### INPUT
┄┄┄┄┄┄

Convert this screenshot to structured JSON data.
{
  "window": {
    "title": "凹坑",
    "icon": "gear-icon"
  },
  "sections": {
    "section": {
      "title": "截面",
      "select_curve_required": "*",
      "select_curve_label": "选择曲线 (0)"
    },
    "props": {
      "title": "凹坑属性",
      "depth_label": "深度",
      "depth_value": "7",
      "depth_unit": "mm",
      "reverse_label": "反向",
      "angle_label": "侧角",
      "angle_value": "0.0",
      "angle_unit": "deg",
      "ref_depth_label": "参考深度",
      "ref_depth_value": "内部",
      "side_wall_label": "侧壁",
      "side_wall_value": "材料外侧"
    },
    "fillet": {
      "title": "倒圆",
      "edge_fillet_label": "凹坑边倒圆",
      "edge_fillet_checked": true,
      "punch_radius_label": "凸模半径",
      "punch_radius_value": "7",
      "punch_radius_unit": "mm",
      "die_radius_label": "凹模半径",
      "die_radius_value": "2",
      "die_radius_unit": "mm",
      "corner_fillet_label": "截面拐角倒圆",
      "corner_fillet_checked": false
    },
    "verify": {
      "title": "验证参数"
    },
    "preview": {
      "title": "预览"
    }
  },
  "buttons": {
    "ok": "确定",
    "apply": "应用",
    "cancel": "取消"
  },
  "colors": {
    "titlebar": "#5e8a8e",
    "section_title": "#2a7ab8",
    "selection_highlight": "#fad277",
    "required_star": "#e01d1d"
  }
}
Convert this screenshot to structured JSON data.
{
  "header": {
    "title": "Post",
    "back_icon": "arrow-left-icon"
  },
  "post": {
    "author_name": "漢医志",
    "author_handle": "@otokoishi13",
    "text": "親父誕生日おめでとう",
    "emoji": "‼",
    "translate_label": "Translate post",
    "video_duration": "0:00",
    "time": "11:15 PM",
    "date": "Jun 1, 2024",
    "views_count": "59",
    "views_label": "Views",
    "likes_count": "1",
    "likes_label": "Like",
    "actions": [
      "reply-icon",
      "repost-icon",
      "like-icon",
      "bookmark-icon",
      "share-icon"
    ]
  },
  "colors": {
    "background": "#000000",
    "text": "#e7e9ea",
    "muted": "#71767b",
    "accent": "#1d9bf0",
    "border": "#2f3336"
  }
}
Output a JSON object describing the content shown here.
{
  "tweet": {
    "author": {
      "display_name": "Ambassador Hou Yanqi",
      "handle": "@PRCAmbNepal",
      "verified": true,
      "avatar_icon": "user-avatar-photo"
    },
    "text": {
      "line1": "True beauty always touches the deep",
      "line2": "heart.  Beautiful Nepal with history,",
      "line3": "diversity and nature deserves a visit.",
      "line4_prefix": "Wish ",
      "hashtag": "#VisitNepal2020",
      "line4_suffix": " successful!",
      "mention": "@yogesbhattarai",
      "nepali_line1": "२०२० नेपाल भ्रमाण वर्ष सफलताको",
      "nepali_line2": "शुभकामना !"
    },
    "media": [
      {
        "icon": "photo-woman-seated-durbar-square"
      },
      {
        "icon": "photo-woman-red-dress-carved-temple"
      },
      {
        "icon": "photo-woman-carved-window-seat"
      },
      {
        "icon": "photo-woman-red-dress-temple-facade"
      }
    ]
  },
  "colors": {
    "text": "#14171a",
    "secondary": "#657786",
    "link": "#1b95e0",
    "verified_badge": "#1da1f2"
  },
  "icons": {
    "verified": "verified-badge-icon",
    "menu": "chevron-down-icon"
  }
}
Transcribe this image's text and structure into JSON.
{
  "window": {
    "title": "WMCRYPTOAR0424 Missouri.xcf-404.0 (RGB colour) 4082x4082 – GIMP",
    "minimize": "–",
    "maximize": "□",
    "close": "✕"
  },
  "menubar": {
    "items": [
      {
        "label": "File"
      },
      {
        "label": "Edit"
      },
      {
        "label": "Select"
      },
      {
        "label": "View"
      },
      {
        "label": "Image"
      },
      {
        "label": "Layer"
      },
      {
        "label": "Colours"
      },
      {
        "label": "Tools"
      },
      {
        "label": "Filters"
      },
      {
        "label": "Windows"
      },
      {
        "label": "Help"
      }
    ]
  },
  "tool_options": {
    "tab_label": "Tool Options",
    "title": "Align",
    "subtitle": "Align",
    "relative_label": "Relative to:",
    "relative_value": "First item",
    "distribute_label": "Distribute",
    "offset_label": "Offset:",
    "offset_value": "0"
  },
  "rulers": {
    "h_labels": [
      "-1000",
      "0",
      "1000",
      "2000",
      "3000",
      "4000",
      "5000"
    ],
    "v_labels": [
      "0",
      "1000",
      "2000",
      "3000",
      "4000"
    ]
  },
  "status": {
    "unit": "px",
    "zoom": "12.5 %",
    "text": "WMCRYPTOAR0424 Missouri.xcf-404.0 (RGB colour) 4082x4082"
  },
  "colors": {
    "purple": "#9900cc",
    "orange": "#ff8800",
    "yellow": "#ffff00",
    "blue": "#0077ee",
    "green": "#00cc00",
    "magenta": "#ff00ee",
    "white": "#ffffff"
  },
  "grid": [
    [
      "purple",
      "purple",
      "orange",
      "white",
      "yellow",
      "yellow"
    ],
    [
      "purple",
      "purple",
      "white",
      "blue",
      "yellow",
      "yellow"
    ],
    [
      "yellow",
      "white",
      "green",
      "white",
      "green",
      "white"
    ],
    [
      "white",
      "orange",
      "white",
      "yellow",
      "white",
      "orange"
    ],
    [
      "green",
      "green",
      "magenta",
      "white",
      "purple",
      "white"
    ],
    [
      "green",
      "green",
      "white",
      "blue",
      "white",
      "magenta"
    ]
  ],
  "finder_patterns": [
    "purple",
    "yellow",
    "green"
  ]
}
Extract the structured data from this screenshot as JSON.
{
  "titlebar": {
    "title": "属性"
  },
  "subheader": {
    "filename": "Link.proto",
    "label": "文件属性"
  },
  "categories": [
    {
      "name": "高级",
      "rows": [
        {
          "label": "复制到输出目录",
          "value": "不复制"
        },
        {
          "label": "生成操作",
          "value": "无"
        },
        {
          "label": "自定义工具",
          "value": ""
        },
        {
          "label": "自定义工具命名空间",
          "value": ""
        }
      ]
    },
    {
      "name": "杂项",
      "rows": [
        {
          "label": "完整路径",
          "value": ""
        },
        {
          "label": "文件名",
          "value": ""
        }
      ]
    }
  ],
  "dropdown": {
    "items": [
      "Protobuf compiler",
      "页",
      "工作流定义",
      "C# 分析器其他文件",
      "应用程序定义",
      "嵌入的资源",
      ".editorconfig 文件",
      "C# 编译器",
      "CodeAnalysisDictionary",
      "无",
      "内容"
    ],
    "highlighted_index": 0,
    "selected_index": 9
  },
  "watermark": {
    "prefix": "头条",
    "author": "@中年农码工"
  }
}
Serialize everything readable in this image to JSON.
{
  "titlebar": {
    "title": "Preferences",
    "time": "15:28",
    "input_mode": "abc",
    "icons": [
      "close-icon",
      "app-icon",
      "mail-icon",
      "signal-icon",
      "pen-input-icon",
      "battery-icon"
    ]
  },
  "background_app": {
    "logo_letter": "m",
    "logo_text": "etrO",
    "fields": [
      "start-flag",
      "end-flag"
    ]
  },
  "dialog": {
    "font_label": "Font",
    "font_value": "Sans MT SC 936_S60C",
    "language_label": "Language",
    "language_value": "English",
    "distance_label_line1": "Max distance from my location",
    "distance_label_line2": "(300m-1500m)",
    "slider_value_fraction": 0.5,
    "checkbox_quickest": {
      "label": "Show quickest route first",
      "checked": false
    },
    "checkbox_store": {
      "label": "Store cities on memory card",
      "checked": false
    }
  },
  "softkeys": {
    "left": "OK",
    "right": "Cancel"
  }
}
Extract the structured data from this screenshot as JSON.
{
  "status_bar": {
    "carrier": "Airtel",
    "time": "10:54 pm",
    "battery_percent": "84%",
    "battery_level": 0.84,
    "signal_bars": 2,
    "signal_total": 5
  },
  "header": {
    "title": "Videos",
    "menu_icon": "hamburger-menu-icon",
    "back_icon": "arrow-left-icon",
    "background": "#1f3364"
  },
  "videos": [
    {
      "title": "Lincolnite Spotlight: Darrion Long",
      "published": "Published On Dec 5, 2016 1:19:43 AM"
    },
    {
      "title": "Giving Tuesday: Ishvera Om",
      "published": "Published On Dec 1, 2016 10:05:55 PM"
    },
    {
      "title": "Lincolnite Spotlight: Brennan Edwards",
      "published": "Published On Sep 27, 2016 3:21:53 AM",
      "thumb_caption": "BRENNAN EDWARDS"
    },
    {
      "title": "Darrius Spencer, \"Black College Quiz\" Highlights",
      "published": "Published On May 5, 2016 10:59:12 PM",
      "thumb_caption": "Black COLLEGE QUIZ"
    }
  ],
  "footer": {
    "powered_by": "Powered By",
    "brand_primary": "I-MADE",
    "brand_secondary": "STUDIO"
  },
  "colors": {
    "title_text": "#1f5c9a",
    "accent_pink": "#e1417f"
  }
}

┄┄┄┄┄┄

### WHAT TO WORK ON
Report each line in the preceding entries that holds the string "Black".

### THE RESPONSE
      "title": "Darrius Spencer, \"Black College Quiz\" Highlights",
      "thumb_caption": "Black COLLEGE QUIZ"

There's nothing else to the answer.